■ Written problem
Print, exactly and completely, every entry in the data.

Extracted records:
--- Begin ---

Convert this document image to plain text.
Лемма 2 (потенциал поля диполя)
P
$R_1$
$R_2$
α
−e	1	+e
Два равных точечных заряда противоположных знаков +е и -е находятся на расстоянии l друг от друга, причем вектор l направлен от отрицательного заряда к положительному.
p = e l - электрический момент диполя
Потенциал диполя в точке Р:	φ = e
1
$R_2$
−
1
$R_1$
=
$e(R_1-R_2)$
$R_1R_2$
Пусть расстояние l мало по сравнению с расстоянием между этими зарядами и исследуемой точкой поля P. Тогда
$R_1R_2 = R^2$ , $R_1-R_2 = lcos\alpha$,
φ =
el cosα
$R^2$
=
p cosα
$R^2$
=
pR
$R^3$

--- End ---

■ The response
Convert this document image to plain text.
Лемма 2 (потенциал поля диполя)
P
$R_1$
$R_2$
α
−e	1	+e
Два равных точечных заряда противоположных знаков +е и -е находятся на расстоянии l друг от друга, причем вектор l направлен от отрицательного заряда к положительному.
p = e l - электрический момент диполя
Потенциал диполя в точке Р:	φ = e
1
$R_2$
−
1
$R_1$
=
$e(R_1-R_2)$
$R_1R_2$
Пусть расстояние l мало по сравнению с расстоянием между этими зарядами и исследуемой точкой поля P. Тогда
$R_1R_2 = R^2$ , $R_1-R_2 = lcos\alpha$,
φ =
el cosα
$R^2$
=
p cosα
$R^2$
=
pR
$R^3$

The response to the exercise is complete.